* TEXTO DA PÁGINA:
....

Christian Pruks
christian@clubedoaudio.com.br
Se o mundo do áudio, especialmente o hi-end, a audiofilia, é um grande faroeste – sem lei, sem ordem, e com um tiroteio sem fim –
então o mundo do streaming, da alta-resolução (hi-res) e do lossless seria uma nova filmagem dos Sete Homens e um Destino no espaço sideral – com trilha sonora grandiosa do Elmer Bernstein em multicanal 3D!
Primeiro é preciso entender que o mau uso de certos conceitos de áudio e de streaming, é abraçado por alguns profissionais da área como uma espécie de plano de marketing agressivo – um que faria inveja às facas Ginsu e meias Vivarina, da propaganda ‘sem fim’ que costumava passar na TV, que dava a ideia de que as facas Ginsu cortavam qualquer coisa, até porta-aviões, mas não conseguiriam cortar as meias Vivarina, ‘inquebráveis’, criando um paradoxo espaço-temporal que quase destruiu a humanidade! Só que não…
No outro lado da mesma moeda, os diletantes de áudio tiram a conclusão que querem, abraçando a saída fácil, que é a de que especificações e definições técnicas, medições e gráficos, dizem como algo toca – no caso: a especificação de alta-resolução, o
Hi-Res, com adesivinho amarelo e tudo, seria a solução de todos os problemas de um sistema de áudio com foco no digital e streaming como fonte.
E nosso editor, Fernando “Amigo-Leitor” Andrette, no meio do ringue, magro do jeito que ele é, briga com unhas e dentes para que os audiófilos entendam que nada substitui o uso do ouvido para avaliar e entender um sistema de som, e que nenhum sistema ou equipamento de áudio atinge seu melhor resultado baseado em uma coisa só (como um transformador grande, o uso de capacitor de ‘couro de lobisomem’, especificação de compatibilidade com áudio Hi-Res, ou seja lá o que for).
E dois dos fatores que estão sendo vendidos como ‘definitivos’ para se saber a qualidade sonora de uma fonte digital são: Hi-Res e Lossless. Só que essa é a questão errada, na minha opinião. Há uma inversão de valores.
As perguntas certas seriam:
“Como são implementadas tais tecnologias?”
“Como é o resultado final, a qualidade sonora musical com o uso de tais tecnologias?”
A resposta, descobri depois de todos esses anos e experiências na área de áudio, só pode ser obtida com o uso de alguns expedientes:
1) Usar sistemas e equipamentos que sejam reconhecidamente corretos e equilibrados tonalmente. 2) Ter algum tipo de critério de avaliação de qualidade sonora, vulgarmente chamado de “Metodologia”. 3) Usar para a avaliação definitiva os ouvidos educados por critérios como os definidos acima. É como um restaurante, onde a única maneira na face da Terra de saber se a comida é boa, é provando-a, usando seu paladar.

....

* REGISTROS FORNECIDOS:
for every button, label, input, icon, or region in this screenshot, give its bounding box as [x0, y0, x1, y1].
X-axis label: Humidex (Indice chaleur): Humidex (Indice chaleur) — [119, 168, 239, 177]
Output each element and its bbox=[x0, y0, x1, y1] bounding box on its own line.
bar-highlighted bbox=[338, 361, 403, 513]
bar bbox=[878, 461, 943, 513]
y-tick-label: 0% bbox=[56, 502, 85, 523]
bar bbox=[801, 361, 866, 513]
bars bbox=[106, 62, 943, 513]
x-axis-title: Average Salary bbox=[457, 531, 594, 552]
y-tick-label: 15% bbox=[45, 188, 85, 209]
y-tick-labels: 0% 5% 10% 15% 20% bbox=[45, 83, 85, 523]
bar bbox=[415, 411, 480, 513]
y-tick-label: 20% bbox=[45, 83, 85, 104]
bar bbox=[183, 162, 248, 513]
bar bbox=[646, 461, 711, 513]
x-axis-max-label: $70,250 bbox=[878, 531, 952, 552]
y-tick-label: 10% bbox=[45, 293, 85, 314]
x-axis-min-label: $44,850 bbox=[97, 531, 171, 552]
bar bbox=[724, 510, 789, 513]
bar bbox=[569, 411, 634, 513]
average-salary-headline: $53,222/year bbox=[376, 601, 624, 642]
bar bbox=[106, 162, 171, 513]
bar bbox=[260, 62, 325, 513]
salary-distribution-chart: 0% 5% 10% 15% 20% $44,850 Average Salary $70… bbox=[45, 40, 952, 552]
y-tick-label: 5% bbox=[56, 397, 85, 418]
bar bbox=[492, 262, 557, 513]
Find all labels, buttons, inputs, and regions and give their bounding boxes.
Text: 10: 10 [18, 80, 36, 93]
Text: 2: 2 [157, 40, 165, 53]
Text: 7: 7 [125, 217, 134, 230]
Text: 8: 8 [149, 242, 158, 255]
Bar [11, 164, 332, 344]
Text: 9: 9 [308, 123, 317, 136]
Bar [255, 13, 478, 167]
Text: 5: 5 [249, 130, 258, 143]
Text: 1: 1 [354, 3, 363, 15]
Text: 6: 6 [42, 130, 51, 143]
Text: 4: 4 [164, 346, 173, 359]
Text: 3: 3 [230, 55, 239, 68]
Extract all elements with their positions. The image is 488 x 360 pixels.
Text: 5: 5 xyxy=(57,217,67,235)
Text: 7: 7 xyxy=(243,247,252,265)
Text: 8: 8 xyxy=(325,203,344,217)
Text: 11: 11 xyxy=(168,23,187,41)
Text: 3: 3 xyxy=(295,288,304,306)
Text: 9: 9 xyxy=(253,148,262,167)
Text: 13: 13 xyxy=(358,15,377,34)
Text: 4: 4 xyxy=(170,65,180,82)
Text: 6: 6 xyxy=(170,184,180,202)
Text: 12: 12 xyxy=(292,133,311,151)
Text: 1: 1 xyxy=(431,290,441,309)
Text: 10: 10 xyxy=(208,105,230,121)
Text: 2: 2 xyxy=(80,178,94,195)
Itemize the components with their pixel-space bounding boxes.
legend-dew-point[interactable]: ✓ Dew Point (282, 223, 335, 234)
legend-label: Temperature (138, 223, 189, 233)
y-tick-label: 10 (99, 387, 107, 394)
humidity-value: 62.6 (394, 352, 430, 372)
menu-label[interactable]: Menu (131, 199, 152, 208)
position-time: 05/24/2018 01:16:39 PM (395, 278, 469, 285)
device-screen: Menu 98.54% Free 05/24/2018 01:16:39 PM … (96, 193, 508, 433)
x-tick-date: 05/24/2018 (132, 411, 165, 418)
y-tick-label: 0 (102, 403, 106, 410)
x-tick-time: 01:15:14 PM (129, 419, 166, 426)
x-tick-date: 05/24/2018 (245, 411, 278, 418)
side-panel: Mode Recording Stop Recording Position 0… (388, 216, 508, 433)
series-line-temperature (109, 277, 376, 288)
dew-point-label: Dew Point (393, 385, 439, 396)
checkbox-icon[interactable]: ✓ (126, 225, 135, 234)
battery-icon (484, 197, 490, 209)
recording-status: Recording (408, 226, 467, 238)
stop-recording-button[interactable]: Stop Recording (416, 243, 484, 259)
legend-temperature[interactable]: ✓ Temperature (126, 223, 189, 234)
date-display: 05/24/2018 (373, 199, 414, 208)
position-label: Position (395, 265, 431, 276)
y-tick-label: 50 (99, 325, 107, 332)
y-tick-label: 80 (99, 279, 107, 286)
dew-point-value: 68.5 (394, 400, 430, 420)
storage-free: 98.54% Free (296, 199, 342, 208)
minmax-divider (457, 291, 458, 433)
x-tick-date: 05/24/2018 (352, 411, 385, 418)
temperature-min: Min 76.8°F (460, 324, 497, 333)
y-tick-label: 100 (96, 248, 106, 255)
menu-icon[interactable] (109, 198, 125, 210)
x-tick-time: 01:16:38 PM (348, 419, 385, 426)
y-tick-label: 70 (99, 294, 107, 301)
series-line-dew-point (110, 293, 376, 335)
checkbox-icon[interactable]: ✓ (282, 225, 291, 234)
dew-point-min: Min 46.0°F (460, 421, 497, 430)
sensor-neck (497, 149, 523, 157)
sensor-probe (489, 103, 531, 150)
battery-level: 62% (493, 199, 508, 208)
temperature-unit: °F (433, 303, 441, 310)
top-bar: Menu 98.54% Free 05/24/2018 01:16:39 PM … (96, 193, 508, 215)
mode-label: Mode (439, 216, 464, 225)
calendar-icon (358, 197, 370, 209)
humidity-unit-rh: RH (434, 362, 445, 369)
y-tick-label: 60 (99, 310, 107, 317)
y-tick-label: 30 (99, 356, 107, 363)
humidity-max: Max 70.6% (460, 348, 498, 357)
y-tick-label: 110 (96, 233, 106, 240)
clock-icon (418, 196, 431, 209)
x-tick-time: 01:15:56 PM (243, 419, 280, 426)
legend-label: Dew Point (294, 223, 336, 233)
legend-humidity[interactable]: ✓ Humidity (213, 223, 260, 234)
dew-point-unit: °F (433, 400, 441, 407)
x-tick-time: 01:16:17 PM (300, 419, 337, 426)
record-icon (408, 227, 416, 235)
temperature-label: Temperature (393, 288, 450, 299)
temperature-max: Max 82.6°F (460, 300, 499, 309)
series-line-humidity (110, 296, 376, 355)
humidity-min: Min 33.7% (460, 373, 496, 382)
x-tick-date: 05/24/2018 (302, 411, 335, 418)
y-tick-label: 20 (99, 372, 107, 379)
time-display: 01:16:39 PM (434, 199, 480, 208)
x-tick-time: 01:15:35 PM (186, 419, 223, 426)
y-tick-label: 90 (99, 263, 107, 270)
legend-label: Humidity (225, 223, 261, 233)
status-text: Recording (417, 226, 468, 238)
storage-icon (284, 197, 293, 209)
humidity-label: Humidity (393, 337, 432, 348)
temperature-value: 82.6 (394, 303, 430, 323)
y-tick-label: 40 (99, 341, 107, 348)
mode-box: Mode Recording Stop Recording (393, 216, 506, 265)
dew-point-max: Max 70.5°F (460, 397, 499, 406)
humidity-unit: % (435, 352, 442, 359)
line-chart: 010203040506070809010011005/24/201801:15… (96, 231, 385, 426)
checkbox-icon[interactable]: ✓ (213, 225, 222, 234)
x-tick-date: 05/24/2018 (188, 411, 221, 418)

....

* O QUE SE PEDE:
1. Repita o trecho do texto sobre alta-resolução e streaming entre "E nosso editor, Fernando" e "o que for).", inclusive.
2. Dê sequência ao texto sobre alta-resolução e streaming, começando logo após a última frase apresentada.
Os registros vêm de uma fonte diferente da do texto.

* CONJUNTO DE RESPOSTAS:
1.
E nosso editor, Fernando “Amigo-Leitor” Andrette, no meio do ringue, magro do jeito que ele é, briga com unhas e dentes para que os audiófilos entendam que nada substitui o uso do ouvido para avaliar e entender um sistema de som, e que nenhum sistema ou equipamento de áudio atinge seu melhor resultado baseado em uma coisa só (como um transformador grande, o uso de capacitor de ‘couro de lobisomem’, especificação de compatibilidade com áudio Hi-Res, ou seja lá o que for).

2.
Bom, voltemos ao começo, com algumas definições e explicações:
Lossless. Algo ser ‘lossless’ em áudio digital significa que o conteúdo originalmente disponibilizado não foi alterado por sistemas de compressão usados para diminuir o tamanho do arquivo para fins de armazenamento, download ou transmissão via algum serviço de streaming. Ou seja, um arquivo comprimido é menor, e portanto vai fazer download mais rápido ou usar menos banda de internet quando transmitido por um serviço de streaming de música. Os formatos de arquivos de música com perdas, ou ‘lossy’ (antônimo de ‘lossless’) mais conhecidos são MP3 (velho conhecido de todos) e o AAC, Advanced Audio Coding, sendo este último amplamente utilizado pela maioria dos serviços de streaming do mercado. Streaming, em sua versão mais simples é, portanto, ‘lossy’, ou seja, não é lossless. Tem perdas.
Existem opções melhores, ou o streaming de música é um caso ‘perdido’ com suas perdas?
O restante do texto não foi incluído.